>> Begin Records to use

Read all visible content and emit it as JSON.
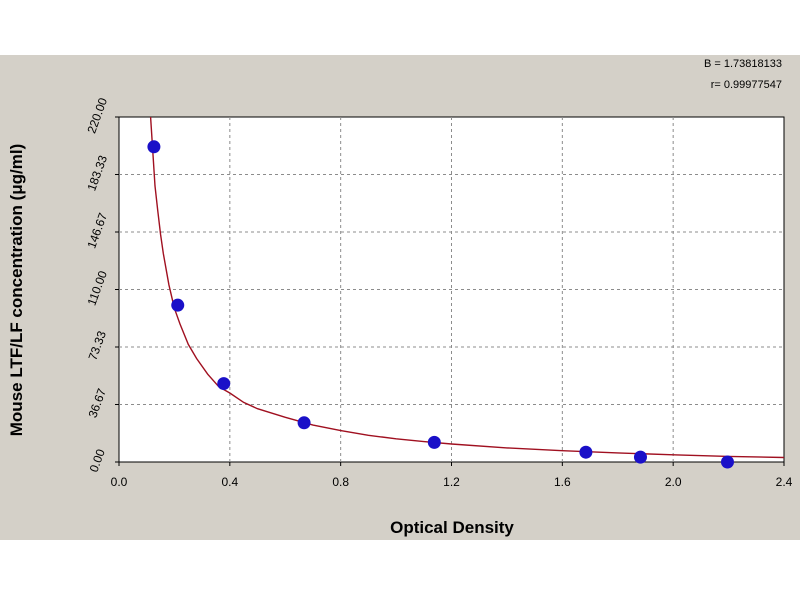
{
  "chart_data": {
    "type": "scatter",
    "xlabel": "Optical Density",
    "ylabel": "Mouse LTF/LF concentration (μg/ml)",
    "xlim": [
      0,
      2.4
    ],
    "ylim": [
      0,
      220
    ],
    "x_ticks": [
      "0.0",
      "0.4",
      "0.8",
      "1.2",
      "1.6",
      "2.0",
      "2.4"
    ],
    "y_ticks": [
      "0.00",
      "36.67",
      "73.33",
      "110.00",
      "146.67",
      "183.33",
      "220.00"
    ],
    "grid": true,
    "stats": [
      "B = 1.73818133",
      "r= 0.99977547"
    ],
    "series": [
      {
        "kind": "points",
        "color": "#1a10c8",
        "x": [
          0.126,
          0.212,
          0.378,
          0.668,
          1.138,
          1.685,
          1.882,
          2.196
        ],
        "y": [
          201,
          100,
          50,
          25,
          12.5,
          6.25,
          3.12,
          0
        ]
      },
      {
        "kind": "fitted-curve",
        "color": "#a01020",
        "x": [
          0.112,
          0.12,
          0.13,
          0.14,
          0.15,
          0.16,
          0.18,
          0.2,
          0.22,
          0.25,
          0.28,
          0.32,
          0.36,
          0.4,
          0.45,
          0.5,
          0.6,
          0.7,
          0.8,
          0.9,
          1.0,
          1.1,
          1.2,
          1.4,
          1.6,
          1.8,
          2.0,
          2.2,
          2.4
        ],
        "y": [
          226,
          203,
          176,
          160,
          145,
          133,
          113,
          98,
          88,
          75,
          66,
          56,
          48,
          44,
          38,
          34,
          28.5,
          23.5,
          20,
          17,
          14.8,
          13,
          11.5,
          9,
          7.2,
          5.8,
          4.6,
          3.6,
          2.9
        ]
      }
    ]
  }
}
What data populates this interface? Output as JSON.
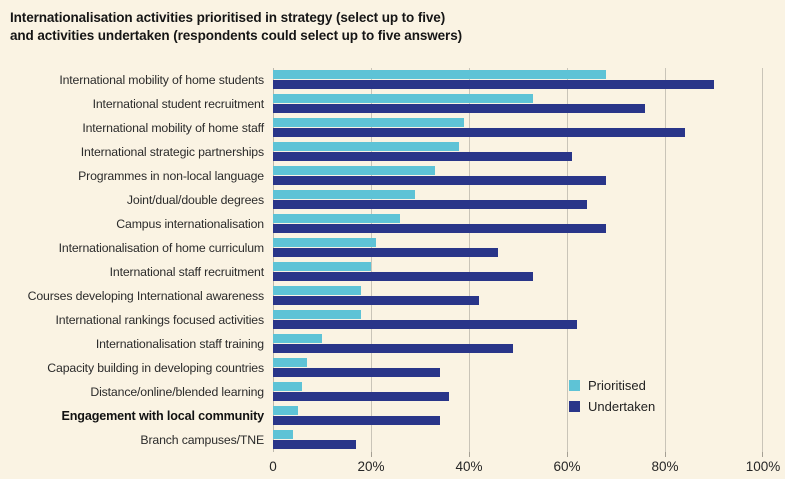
{
  "title": {
    "line1": "Internationalisation activities prioritised in strategy (select up to five)",
    "line2": "and activities undertaken (respondents could select up to five answers)"
  },
  "chart_data": {
    "type": "bar",
    "orientation": "horizontal",
    "title": "Internationalisation activities prioritised in strategy (select up to five) and activities undertaken (respondents could select up to five answers)",
    "categories": [
      "International mobility of home students",
      "International student recruitment",
      "International mobility of home staff",
      "International strategic partnerships",
      "Programmes in non-local language",
      "Joint/dual/double degrees",
      "Campus internationalisation",
      "Internationalisation of home curriculum",
      "International staff recruitment",
      "Courses developing International awareness",
      "International rankings focused activities",
      "Internationalisation staff training",
      "Capacity building in developing countries",
      "Distance/online/blended learning",
      "Engagement with local community",
      "Branch campuses/TNE"
    ],
    "series": [
      {
        "name": "Prioritised",
        "color": "#5ec3d6",
        "values": [
          68,
          53,
          39,
          38,
          33,
          29,
          26,
          21,
          20,
          18,
          18,
          10,
          7,
          6,
          5,
          4
        ]
      },
      {
        "name": "Undertaken",
        "color": "#293589",
        "values": [
          90,
          76,
          84,
          61,
          68,
          64,
          68,
          46,
          53,
          42,
          62,
          49,
          34,
          36,
          34,
          17
        ]
      }
    ],
    "xlabel": "",
    "ylabel": "",
    "xlim": [
      0,
      100
    ],
    "x_ticks": [
      "0",
      "20%",
      "40%",
      "60%",
      "80%",
      "100%"
    ],
    "grid": "vertical-only",
    "legend_position": "inside-lower-right",
    "bold_category": "Engagement with local community"
  },
  "colors": {
    "background": "#faf3e3",
    "gridline": "#c9c4b8",
    "prioritised": "#5ec3d6",
    "undertaken": "#293589",
    "title_text": "#151515",
    "label_text": "#2b2b2b"
  }
}
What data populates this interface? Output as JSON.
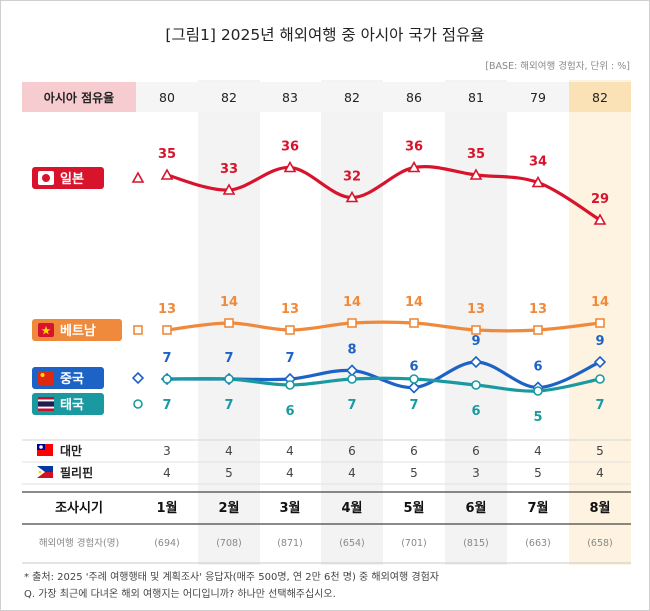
{
  "chart_data": {
    "type": "line",
    "title": "[그림1] 2025년 해외여행 중 아시아 국가 점유율",
    "base_note": "[BASE: 해외여행 경험자, 단위 : %]",
    "categories": [
      "1월",
      "2월",
      "3월",
      "4월",
      "5월",
      "6월",
      "7월",
      "8월"
    ],
    "x_header": "조사시기",
    "asia_share": {
      "label": "아시아 점유율",
      "values": [
        80,
        82,
        83,
        82,
        86,
        81,
        79,
        82
      ]
    },
    "series": [
      {
        "name": "일본",
        "color": "#d7142c",
        "marker": "triangle",
        "values": [
          35,
          33,
          36,
          32,
          36,
          35,
          34,
          29
        ]
      },
      {
        "name": "베트남",
        "color": "#ef8a3c",
        "marker": "square",
        "values": [
          13,
          14,
          13,
          14,
          14,
          13,
          13,
          14
        ]
      },
      {
        "name": "중국",
        "color": "#1d63c6",
        "marker": "diamond",
        "values": [
          7,
          7,
          7,
          8,
          6,
          9,
          6,
          9
        ]
      },
      {
        "name": "태국",
        "color": "#1a9aa0",
        "marker": "circle",
        "values": [
          7,
          7,
          6,
          7,
          7,
          6,
          5,
          7
        ]
      }
    ],
    "table_rows": [
      {
        "name": "대만",
        "values": [
          3,
          4,
          4,
          6,
          6,
          6,
          4,
          5
        ]
      },
      {
        "name": "필리핀",
        "values": [
          4,
          5,
          4,
          4,
          5,
          3,
          5,
          4
        ]
      }
    ],
    "sample_row": {
      "label": "해외여행 경험자(명)",
      "values": [
        "(694)",
        "(708)",
        "(871)",
        "(654)",
        "(701)",
        "(815)",
        "(663)",
        "(658)"
      ]
    },
    "footnotes": [
      "* 출처: 2025 '주례 여행행태 및 계획조사' 응답자(매주 500명, 연 2만 6천 명) 중 해외여행 경험자",
      "Q. 가장 최근에 다녀온 해외 여행지는 어디입니까? 하나만 선택해주십시오."
    ]
  }
}
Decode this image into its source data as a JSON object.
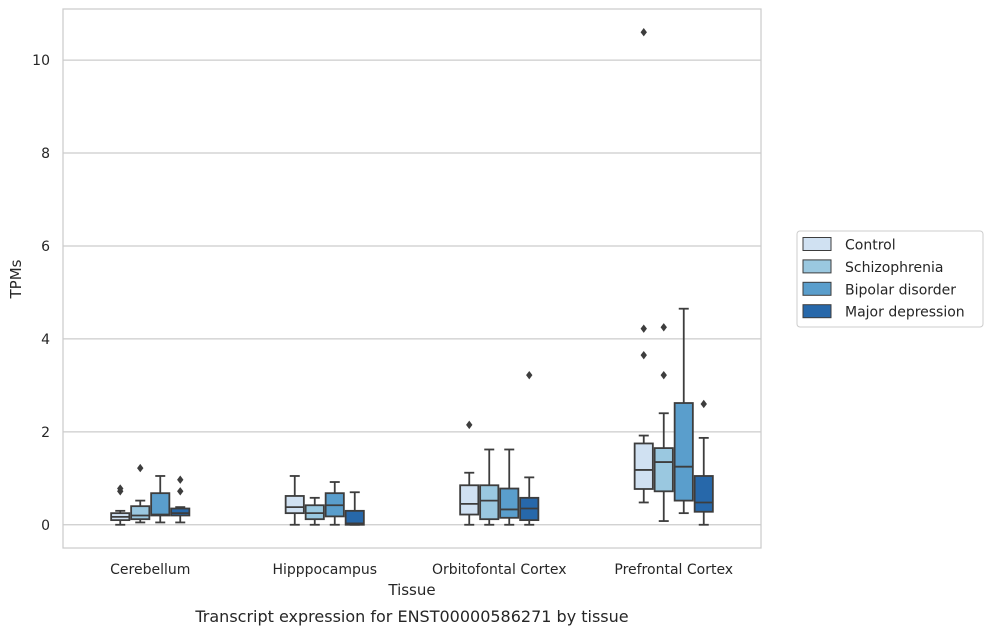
{
  "chart_data": {
    "type": "box",
    "title": "Transcript expression for ENST00000586271 by tissue",
    "xlabel": "Tissue",
    "ylabel": "TPMs",
    "ylim": [
      -0.5,
      11.1
    ],
    "yticks": [
      0,
      2,
      4,
      6,
      8,
      10
    ],
    "categories": [
      "Cerebellum",
      "Hipppocampus",
      "Orbitofontal Cortex",
      "Prefrontal Cortex"
    ],
    "grid": "horizontal",
    "legend_position": "right",
    "series": [
      {
        "name": "Control",
        "color": "#d0e1f2",
        "boxes": [
          {
            "whislo": 0.0,
            "q1": 0.1,
            "med": 0.17,
            "q3": 0.25,
            "whishi": 0.3,
            "fliers": [
              0.72,
              0.78
            ]
          },
          {
            "whislo": 0.0,
            "q1": 0.25,
            "med": 0.38,
            "q3": 0.62,
            "whishi": 1.05,
            "fliers": []
          },
          {
            "whislo": 0.0,
            "q1": 0.22,
            "med": 0.45,
            "q3": 0.85,
            "whishi": 1.12,
            "fliers": [
              2.15
            ]
          },
          {
            "whislo": 0.48,
            "q1": 0.77,
            "med": 1.18,
            "q3": 1.75,
            "whishi": 1.92,
            "fliers": [
              3.65,
              4.22,
              10.6
            ]
          }
        ]
      },
      {
        "name": "Schizophrenia",
        "color": "#9ac8e0",
        "boxes": [
          {
            "whislo": 0.05,
            "q1": 0.12,
            "med": 0.2,
            "q3": 0.4,
            "whishi": 0.52,
            "fliers": [
              1.22
            ]
          },
          {
            "whislo": 0.0,
            "q1": 0.12,
            "med": 0.25,
            "q3": 0.42,
            "whishi": 0.58,
            "fliers": []
          },
          {
            "whislo": 0.0,
            "q1": 0.12,
            "med": 0.52,
            "q3": 0.85,
            "whishi": 1.62,
            "fliers": []
          },
          {
            "whislo": 0.08,
            "q1": 0.72,
            "med": 1.35,
            "q3": 1.65,
            "whishi": 2.4,
            "fliers": [
              3.22,
              4.25
            ]
          }
        ]
      },
      {
        "name": "Bipolar disorder",
        "color": "#5a9ecc",
        "boxes": [
          {
            "whislo": 0.05,
            "q1": 0.2,
            "med": 0.22,
            "q3": 0.68,
            "whishi": 1.05,
            "fliers": []
          },
          {
            "whislo": 0.0,
            "q1": 0.18,
            "med": 0.42,
            "q3": 0.68,
            "whishi": 0.92,
            "fliers": []
          },
          {
            "whislo": 0.0,
            "q1": 0.15,
            "med": 0.33,
            "q3": 0.78,
            "whishi": 1.62,
            "fliers": []
          },
          {
            "whislo": 0.25,
            "q1": 0.52,
            "med": 1.25,
            "q3": 2.62,
            "whishi": 4.65,
            "fliers": []
          }
        ]
      },
      {
        "name": "Major depression",
        "color": "#2768aa",
        "boxes": [
          {
            "whislo": 0.05,
            "q1": 0.2,
            "med": 0.25,
            "q3": 0.35,
            "whishi": 0.38,
            "fliers": [
              0.72,
              0.97
            ]
          },
          {
            "whislo": 0.0,
            "q1": 0.0,
            "med": 0.03,
            "q3": 0.3,
            "whishi": 0.7,
            "fliers": []
          },
          {
            "whislo": 0.0,
            "q1": 0.1,
            "med": 0.35,
            "q3": 0.58,
            "whishi": 1.02,
            "fliers": [
              3.22
            ]
          },
          {
            "whislo": 0.0,
            "q1": 0.28,
            "med": 0.48,
            "q3": 1.05,
            "whishi": 1.87,
            "fliers": [
              2.6
            ]
          }
        ]
      }
    ]
  }
}
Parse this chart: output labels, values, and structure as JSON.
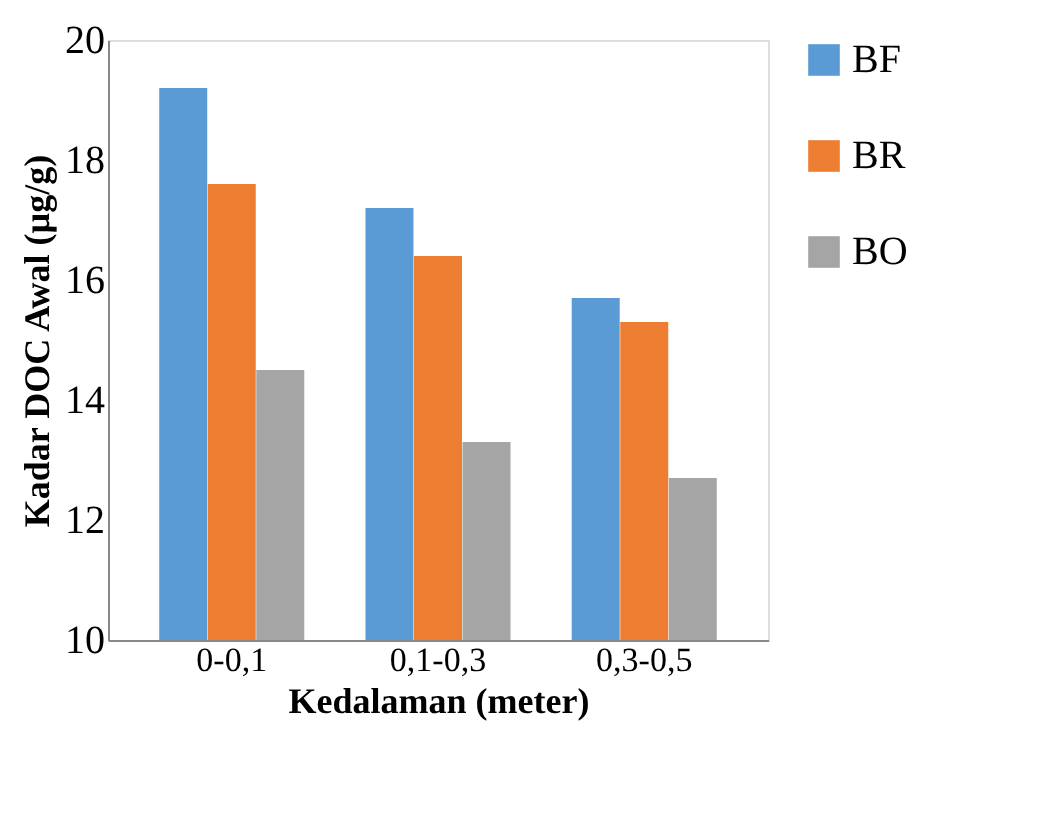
{
  "chart_data": {
    "type": "bar",
    "xlabel": "Kedalaman (meter)",
    "ylabel": "Kadar DOC Awal (µg/g)",
    "categories": [
      "0-0,1",
      "0,1-0,3",
      "0,3-0,5"
    ],
    "series": [
      {
        "name": "BF",
        "color": "#5b9bd5",
        "values": [
          19.2,
          17.2,
          15.7
        ]
      },
      {
        "name": "BR",
        "color": "#ed7d31",
        "values": [
          17.6,
          16.4,
          15.3
        ]
      },
      {
        "name": "BO",
        "color": "#a5a5a5",
        "values": [
          14.5,
          13.3,
          12.7
        ]
      }
    ],
    "ylim": [
      10,
      20
    ],
    "yticks": [
      10,
      12,
      14,
      16,
      18,
      20
    ],
    "grid": false,
    "legend": "right"
  }
}
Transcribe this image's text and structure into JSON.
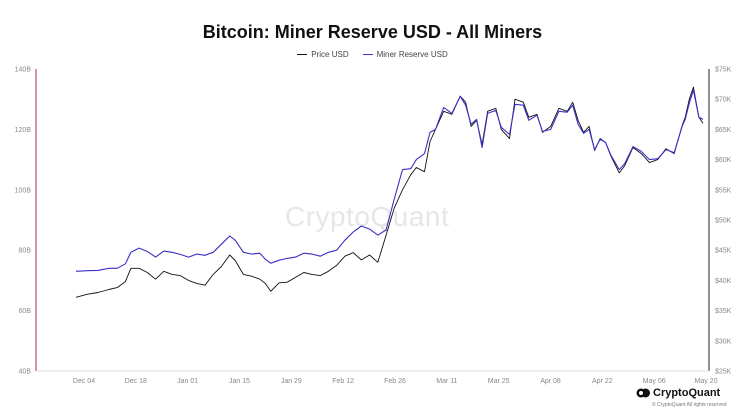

>> End Records to use

» **Description of the task**
Using the listing above, work out how many of its lines include "horizontal", and give only the result.

» **Task response**
2